» **Tasks and exercises**
1 - Please summarize the passage on sets of sets in Java in two sentences.
2 - Answer these questions from the passage on sets of sets in Java:
(a) What type is declared for the variable that holds the set of sets?
(b) Which item is added to thingsBeingSold after the gold and silver?
(c) What lookup time complexity do hash-based structures aim for?
3 - In the passage on sets of sets in Java, why would the reference-equality check probably be faster than checking each element with equals()?

» **Passage**

⁂

If I’m asked to think of a real-life example of a set of sets, I think the first example I would come up with was about job lots of items being sold. Interestingly, it actually took a while – the ideas I came up with before that, which were companies I have investments in (note: mutual funds and ETFs own sets of companies), or messages to my friends were really unions of multiple sets.
How would we model a set of sets in Java? Well, that’s not too hard, since a Set is a type after all:
Set<Set<Item>> items = Sets.newHashSet();
Set<Item> thingsBeingSold = Sets.newHashSet();
thingsBeingSold.add(Item.create("1 oz. Gold", 123456));
thingsBeingSold.add(Item.create("1 oz. Silver", 3456));
That said, we’ve got to be careful. If we continue the above with this:
thingsBeingSold.add(Item.create("a chopstick", 20));
items.stream().anyMatch(x -> x.equals(items));
items.stream().anyMatch(x -> x == items);
What should the output of lines 7, 8 and 9 be? Are they equivalent, even? Well, there are some possible arguments in each direction:
- They should return true, because the reference to the set thingsBeingSold is still there.
- They should return false, because the value of thingsBeingSold isn’t the same as the value inserted.
I would argue that the first point is stronger, and would have been my answer when I first learnt about Java. However, the actual answer is that lines 8 and 9 should return true while line 7 generally returns false, though there are a few special cases:
- It will return true if thingsBeingSold.hashCode() before line 6 has the same hash as thingsBeingSold.hashCode() after line 6 i.e. there is a hash collision, or
- if the Item created in line 6 equals either of the Items created in lines 3 and 4 (unlikely).
The operation of line 8 is relatively simple: we check each element in the set to see if it is equal, and assuming our set’s equals() method does what it’s supposed to do we will always find the match. We can potentially improve on this with parallelStream(). Line 9 does a reference-equality check on the elements instead and would probably be faster as we don’t have to actually inspect the set contents. In this case, it’s also going to be true. However, these are linear time operations, at least. The point of using hash-based structures here, among other things, would be to knock the time complexity of lookups down to amortised constant.

⁂

» **Material provided**

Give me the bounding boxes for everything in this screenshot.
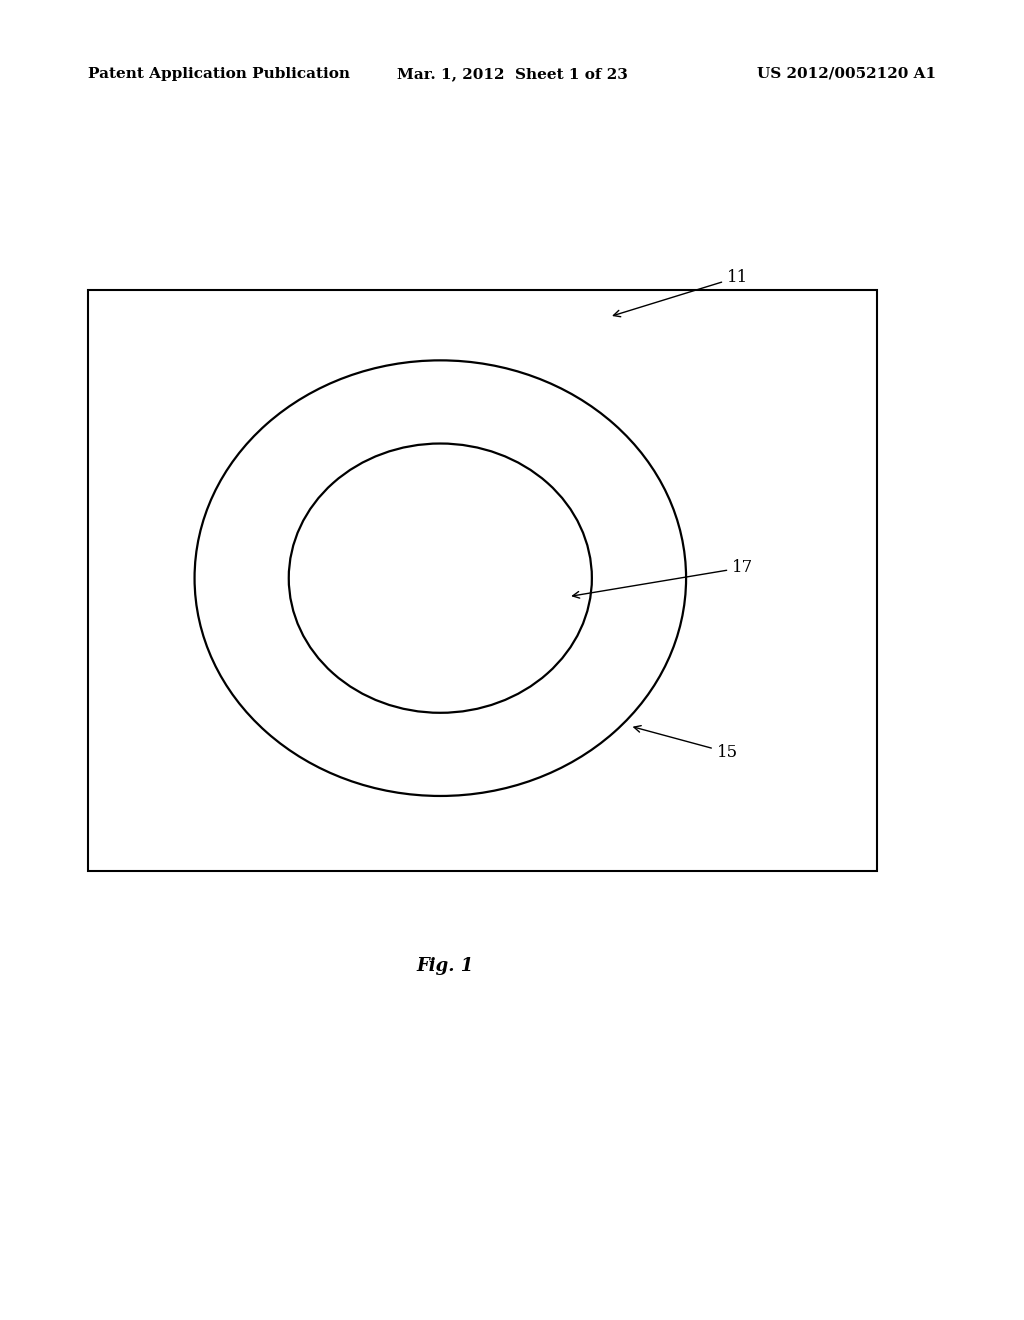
Text: 11: 11: [613, 269, 749, 317]
Text: Patent Application Publication: Patent Application Publication: [88, 67, 350, 81]
Text: Mar. 1, 2012  Sheet 1 of 23: Mar. 1, 2012 Sheet 1 of 23: [396, 67, 628, 81]
Text: 15: 15: [634, 726, 738, 760]
Text: Fig. 1: Fig. 1: [417, 957, 474, 975]
Text: 17: 17: [572, 560, 754, 598]
Text: US 2012/0052120 A1: US 2012/0052120 A1: [757, 67, 936, 81]
Bar: [88, 290, 877, 871]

⁂

» **Answer set**
1 - The author's first real-life example of a set of sets was job lots of items being sold, because earlier ideas such as investments and messages to friends turned out to be unions of multiple sets. The passage then shows how to model a set of sets in Java and warns that care is needed when a set already placed inside it is modified, since the checks that follow do not all return the same result.

2 -
(a) Set<Set<Item>>
(b) "a chopstick", created with the value 20
(c) Amortized constant time

3 - The reference-equality check compares references only, so it does not have to inspect what each set holds.